• Input rows
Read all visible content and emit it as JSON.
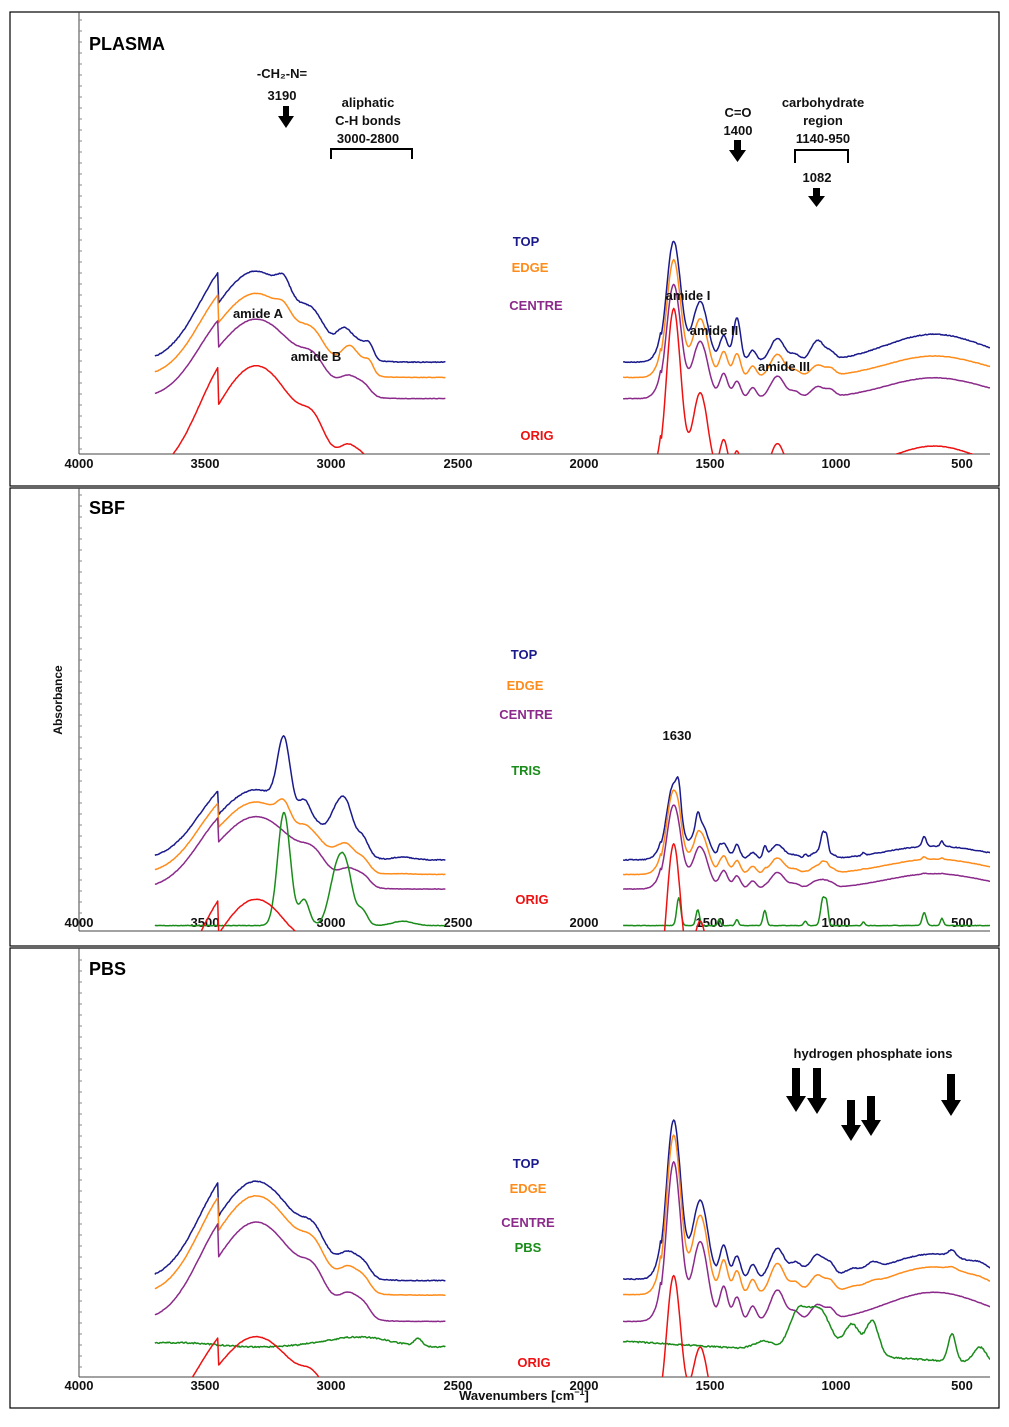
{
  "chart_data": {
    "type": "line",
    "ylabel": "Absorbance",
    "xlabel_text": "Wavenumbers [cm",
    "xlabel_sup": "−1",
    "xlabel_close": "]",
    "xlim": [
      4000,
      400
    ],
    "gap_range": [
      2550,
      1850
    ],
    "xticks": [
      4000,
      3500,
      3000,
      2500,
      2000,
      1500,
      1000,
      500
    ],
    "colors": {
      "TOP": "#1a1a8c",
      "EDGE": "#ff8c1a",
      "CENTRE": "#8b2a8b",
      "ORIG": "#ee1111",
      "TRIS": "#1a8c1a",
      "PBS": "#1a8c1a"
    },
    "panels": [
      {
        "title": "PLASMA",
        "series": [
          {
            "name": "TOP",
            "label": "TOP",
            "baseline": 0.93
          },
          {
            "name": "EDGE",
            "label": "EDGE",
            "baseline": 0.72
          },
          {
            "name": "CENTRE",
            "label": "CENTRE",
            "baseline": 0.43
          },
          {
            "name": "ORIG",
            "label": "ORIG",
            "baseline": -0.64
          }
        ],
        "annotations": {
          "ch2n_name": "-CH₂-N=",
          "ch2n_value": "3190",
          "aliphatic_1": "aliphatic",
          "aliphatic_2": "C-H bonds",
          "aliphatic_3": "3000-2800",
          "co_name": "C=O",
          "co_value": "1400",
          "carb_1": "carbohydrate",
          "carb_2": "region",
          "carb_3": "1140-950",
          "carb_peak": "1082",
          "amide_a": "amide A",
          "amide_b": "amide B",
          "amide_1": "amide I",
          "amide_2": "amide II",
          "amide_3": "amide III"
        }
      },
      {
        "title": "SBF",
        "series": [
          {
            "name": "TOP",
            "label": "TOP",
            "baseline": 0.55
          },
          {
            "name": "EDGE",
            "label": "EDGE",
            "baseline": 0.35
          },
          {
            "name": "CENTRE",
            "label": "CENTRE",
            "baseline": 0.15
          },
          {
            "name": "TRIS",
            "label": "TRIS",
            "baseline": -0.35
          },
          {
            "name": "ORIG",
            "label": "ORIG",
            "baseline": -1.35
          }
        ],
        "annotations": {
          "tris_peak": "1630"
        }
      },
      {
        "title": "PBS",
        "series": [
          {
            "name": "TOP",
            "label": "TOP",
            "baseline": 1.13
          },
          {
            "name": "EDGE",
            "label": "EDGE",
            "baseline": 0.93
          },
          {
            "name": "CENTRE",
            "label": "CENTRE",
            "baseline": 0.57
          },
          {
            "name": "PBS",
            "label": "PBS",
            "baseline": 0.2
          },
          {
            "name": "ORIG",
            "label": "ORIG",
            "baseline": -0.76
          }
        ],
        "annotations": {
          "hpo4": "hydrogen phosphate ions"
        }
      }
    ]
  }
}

==

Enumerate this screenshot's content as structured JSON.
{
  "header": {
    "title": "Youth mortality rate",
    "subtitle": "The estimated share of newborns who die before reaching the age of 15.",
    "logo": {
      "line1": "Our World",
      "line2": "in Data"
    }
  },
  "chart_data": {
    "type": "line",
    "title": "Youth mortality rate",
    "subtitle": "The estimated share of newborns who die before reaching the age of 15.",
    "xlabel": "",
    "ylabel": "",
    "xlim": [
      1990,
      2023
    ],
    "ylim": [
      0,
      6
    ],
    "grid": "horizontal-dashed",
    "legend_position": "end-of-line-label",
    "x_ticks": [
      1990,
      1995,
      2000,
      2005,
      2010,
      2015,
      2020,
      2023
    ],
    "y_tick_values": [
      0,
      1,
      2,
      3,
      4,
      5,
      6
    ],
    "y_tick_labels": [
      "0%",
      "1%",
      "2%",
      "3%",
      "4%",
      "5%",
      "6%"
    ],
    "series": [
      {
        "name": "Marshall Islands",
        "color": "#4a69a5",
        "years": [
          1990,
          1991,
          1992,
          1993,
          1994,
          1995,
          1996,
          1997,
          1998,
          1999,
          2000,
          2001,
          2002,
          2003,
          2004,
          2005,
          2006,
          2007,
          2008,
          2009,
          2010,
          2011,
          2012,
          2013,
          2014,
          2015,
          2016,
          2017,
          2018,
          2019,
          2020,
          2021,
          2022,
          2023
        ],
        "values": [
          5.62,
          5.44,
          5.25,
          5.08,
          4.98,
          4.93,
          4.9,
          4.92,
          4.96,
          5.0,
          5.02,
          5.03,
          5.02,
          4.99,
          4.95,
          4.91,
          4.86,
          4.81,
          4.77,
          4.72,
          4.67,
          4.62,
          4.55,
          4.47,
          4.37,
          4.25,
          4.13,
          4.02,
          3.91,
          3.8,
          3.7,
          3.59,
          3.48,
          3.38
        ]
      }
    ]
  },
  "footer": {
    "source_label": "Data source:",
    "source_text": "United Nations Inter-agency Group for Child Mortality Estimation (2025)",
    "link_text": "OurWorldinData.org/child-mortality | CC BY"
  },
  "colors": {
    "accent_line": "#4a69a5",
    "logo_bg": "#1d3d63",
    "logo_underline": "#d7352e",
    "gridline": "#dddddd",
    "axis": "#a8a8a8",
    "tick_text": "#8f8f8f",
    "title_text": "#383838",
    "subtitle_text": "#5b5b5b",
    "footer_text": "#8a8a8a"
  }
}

...

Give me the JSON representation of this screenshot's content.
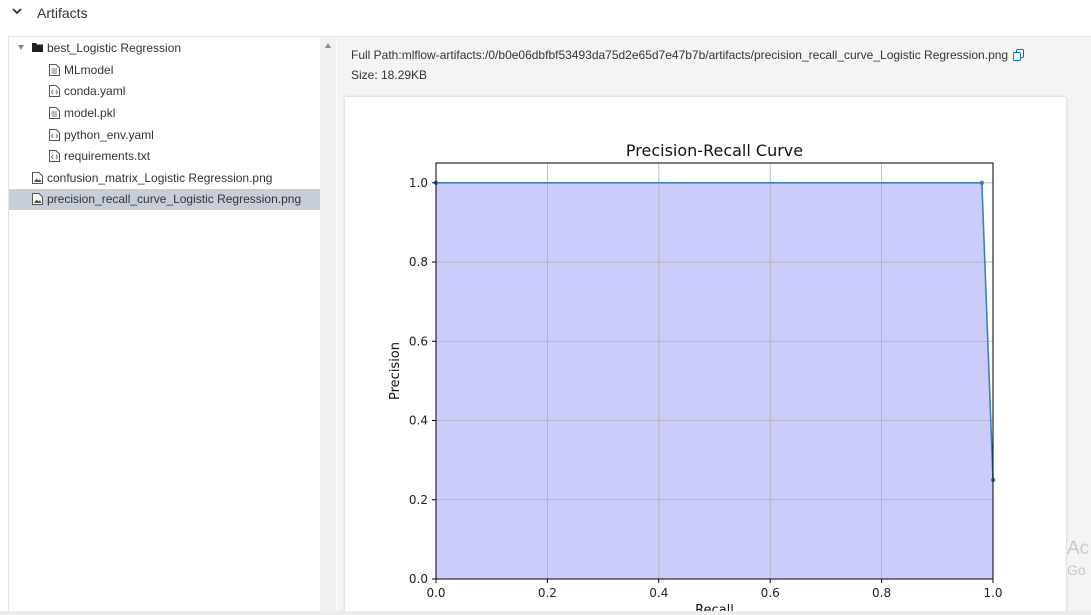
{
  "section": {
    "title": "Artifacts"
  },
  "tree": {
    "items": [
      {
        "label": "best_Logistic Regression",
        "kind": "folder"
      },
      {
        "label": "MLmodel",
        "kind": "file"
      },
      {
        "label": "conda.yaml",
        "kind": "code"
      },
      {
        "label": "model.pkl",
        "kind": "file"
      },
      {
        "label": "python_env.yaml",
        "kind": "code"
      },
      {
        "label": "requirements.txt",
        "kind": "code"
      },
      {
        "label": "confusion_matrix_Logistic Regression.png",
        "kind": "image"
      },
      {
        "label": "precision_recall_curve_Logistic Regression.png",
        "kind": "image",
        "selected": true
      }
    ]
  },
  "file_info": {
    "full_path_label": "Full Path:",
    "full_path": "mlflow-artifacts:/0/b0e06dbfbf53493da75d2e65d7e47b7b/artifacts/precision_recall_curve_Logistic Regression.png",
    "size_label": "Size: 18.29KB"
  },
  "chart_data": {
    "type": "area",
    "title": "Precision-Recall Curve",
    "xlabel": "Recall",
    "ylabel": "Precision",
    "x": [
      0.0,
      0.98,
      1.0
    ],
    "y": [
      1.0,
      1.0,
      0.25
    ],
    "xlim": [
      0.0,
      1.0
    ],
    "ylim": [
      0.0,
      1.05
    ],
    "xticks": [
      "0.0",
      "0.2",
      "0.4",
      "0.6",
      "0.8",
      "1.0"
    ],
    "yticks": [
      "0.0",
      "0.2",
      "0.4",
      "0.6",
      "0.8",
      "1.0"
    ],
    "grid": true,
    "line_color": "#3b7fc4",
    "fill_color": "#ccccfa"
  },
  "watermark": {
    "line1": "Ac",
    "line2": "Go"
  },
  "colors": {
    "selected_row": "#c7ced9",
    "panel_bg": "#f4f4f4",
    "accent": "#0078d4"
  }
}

• What you need to do
Which lines include the word "JSON"? List them all.

• Exercise answer
Read all visible content and emit it as JSON.
Enumerate this screenshot's content as structured JSON.
Give me the JSON representation of this screenshot's content.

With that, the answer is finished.